What needs to be done ▸
Wherever "this" appears in a line, list that line.
::::::
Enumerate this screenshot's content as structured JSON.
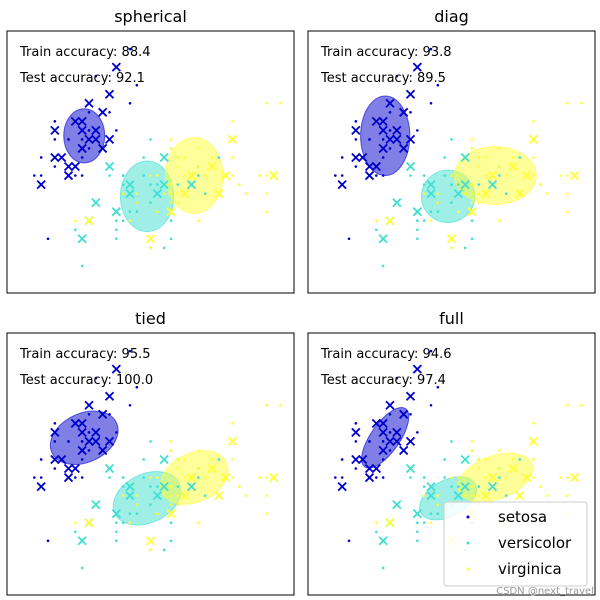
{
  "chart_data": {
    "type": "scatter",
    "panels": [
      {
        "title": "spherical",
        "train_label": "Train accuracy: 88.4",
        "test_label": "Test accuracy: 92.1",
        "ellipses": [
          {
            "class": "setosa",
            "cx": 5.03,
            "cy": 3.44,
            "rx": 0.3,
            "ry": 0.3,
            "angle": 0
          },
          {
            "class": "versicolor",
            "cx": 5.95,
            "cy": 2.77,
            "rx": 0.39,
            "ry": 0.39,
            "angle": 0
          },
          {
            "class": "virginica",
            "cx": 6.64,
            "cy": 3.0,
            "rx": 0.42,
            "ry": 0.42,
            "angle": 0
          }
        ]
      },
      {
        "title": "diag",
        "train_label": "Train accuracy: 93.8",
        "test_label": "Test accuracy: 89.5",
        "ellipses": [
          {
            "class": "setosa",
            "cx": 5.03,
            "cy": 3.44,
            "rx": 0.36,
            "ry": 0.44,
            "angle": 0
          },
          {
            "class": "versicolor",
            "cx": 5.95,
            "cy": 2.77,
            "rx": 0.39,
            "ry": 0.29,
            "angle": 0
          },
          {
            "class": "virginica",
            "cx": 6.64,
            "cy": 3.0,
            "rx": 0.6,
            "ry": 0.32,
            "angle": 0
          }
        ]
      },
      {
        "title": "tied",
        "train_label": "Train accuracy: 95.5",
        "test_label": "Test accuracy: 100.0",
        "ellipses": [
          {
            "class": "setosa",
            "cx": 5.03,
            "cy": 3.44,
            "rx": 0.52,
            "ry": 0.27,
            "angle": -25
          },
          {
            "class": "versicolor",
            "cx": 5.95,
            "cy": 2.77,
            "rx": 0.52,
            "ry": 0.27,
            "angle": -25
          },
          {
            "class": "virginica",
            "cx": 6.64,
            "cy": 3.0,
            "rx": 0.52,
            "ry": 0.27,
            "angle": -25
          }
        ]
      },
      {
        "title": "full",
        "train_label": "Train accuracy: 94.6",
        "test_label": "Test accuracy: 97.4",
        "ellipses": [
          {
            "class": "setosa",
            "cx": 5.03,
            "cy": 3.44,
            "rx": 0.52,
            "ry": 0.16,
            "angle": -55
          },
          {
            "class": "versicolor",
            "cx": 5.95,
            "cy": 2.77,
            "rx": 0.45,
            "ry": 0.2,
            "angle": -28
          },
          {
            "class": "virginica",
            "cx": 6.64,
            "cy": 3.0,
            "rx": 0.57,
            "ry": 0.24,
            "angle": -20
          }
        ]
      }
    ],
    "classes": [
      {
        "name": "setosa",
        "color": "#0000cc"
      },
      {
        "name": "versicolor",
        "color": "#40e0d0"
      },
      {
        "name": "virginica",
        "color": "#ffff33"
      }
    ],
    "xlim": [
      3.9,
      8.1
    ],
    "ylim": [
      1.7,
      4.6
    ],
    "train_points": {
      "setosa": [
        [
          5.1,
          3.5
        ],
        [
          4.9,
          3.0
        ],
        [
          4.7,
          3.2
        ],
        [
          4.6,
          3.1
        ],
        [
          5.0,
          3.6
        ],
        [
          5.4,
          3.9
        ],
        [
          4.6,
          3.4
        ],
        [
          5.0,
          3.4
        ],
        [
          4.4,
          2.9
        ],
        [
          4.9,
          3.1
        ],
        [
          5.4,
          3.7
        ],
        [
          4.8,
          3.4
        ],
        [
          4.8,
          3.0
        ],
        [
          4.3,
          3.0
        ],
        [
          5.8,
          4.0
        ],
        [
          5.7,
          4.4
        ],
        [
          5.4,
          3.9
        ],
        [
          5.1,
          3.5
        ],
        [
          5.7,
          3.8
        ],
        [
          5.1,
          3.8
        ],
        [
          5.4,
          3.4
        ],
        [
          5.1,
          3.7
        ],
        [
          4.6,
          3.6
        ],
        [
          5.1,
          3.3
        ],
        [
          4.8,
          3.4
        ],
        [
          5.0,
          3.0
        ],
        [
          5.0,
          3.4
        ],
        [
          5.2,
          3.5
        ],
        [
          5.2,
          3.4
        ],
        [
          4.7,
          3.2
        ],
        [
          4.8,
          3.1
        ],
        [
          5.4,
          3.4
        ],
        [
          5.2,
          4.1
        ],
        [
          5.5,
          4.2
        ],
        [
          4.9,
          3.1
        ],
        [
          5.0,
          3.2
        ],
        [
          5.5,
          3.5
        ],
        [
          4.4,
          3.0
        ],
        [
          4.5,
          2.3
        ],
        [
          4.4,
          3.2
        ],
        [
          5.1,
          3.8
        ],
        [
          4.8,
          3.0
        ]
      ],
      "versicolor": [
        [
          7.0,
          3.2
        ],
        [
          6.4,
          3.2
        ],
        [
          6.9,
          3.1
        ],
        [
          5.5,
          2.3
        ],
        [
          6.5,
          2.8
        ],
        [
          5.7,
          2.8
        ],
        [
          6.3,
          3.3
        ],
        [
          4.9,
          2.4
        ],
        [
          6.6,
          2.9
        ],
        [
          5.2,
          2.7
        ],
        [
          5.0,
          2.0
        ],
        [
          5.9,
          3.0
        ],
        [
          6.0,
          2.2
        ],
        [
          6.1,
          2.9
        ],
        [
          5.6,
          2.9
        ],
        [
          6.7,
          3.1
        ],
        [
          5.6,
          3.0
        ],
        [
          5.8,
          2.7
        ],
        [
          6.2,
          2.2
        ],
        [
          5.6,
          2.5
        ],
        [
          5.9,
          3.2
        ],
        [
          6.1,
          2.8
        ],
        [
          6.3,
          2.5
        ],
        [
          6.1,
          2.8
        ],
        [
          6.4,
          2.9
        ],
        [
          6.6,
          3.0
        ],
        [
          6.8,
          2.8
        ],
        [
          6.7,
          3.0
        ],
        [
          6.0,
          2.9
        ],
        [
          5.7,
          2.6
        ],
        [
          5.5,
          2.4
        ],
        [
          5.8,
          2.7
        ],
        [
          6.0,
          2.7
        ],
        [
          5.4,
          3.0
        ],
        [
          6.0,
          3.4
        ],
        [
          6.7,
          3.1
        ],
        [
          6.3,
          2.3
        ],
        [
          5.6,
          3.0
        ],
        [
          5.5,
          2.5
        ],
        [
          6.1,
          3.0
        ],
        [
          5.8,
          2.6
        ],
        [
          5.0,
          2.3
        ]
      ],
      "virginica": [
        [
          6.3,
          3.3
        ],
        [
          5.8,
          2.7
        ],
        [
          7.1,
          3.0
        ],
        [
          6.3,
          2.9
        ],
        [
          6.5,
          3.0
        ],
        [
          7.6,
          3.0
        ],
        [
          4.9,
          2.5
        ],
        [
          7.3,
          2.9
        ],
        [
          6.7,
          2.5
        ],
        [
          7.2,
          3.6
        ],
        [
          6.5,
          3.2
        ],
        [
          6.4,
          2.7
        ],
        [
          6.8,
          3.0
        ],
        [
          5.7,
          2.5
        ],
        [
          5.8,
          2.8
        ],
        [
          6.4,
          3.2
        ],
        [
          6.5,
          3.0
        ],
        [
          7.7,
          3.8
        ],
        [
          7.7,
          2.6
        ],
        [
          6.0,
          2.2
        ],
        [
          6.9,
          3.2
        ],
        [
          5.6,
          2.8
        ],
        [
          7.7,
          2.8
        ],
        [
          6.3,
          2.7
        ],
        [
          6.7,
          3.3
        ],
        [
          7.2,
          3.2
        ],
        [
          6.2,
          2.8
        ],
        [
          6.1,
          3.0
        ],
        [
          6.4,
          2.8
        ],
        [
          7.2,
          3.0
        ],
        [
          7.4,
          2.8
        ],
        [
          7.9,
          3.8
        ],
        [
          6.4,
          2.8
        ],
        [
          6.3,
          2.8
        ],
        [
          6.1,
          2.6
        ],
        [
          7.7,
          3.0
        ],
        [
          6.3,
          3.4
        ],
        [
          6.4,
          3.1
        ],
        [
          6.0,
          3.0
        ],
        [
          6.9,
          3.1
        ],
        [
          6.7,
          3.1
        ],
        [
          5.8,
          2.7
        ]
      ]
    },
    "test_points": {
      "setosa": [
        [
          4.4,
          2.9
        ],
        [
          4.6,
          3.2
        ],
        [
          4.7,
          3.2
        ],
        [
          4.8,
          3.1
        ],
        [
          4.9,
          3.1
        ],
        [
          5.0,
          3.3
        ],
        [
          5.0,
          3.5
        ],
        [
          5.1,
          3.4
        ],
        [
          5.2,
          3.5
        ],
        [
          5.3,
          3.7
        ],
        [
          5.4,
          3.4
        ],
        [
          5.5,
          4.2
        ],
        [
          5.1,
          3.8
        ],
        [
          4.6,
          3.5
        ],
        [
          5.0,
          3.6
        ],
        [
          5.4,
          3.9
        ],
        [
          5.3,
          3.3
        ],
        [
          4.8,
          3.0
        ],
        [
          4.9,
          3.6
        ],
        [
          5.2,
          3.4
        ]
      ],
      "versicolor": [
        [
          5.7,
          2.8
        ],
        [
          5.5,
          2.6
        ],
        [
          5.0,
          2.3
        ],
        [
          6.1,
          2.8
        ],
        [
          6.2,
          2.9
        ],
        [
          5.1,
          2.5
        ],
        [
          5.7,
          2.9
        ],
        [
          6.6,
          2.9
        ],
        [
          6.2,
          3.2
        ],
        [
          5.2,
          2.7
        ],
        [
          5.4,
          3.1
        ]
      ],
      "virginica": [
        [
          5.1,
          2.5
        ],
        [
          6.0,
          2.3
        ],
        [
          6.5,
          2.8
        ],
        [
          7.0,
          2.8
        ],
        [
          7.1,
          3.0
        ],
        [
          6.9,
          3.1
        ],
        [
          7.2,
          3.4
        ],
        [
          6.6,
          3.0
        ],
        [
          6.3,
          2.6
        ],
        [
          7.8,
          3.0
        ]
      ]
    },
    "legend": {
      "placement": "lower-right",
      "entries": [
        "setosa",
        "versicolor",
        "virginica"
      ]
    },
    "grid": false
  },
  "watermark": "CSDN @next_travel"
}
::::::
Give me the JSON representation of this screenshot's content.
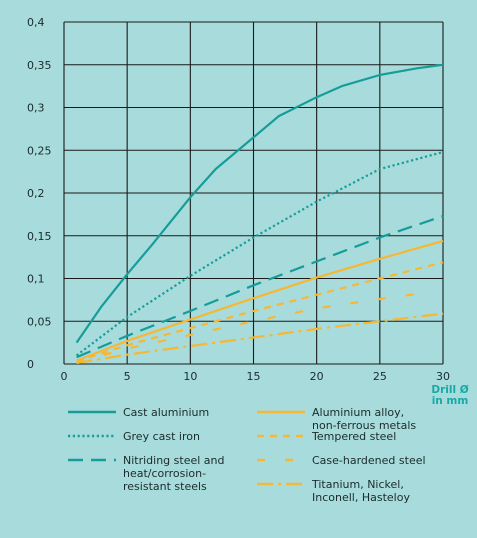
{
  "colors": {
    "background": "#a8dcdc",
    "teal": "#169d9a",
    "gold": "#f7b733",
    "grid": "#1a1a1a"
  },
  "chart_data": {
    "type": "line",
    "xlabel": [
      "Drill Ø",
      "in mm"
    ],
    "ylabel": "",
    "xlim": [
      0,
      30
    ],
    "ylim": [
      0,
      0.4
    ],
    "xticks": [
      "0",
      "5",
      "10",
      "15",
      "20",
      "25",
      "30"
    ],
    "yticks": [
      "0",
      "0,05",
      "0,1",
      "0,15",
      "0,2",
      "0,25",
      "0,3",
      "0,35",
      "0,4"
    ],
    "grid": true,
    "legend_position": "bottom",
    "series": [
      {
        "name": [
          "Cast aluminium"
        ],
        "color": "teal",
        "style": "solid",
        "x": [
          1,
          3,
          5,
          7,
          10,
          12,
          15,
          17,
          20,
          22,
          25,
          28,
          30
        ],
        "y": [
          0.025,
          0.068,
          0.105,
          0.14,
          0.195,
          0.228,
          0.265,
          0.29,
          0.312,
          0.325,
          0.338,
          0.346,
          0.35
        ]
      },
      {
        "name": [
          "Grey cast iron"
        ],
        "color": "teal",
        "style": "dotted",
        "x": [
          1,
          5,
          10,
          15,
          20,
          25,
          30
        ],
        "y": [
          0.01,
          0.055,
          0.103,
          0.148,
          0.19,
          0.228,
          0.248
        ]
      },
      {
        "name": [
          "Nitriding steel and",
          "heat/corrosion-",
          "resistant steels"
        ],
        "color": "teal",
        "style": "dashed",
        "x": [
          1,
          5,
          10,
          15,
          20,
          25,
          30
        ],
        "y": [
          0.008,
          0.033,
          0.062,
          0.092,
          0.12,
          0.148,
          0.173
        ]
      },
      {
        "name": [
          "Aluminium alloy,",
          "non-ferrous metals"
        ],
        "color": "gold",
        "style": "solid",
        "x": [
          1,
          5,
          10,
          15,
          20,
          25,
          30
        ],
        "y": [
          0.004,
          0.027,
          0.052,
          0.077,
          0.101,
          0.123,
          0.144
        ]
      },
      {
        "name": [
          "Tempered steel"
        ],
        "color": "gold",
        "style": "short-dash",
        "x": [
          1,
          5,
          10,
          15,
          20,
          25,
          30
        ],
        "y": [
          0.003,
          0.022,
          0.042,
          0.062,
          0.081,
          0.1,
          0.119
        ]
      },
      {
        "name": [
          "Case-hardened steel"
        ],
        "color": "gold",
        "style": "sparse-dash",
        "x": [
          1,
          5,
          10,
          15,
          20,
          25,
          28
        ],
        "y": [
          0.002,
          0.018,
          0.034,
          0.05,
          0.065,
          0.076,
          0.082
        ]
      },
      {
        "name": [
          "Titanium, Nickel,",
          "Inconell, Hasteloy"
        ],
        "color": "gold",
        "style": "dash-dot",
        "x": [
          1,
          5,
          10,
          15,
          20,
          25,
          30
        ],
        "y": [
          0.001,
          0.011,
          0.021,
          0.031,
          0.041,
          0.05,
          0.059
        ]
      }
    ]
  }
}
::::::
Reply ▸
Enumerate this screenshot's content as structured JSON.
Give me the JSON representation of this screenshot's content.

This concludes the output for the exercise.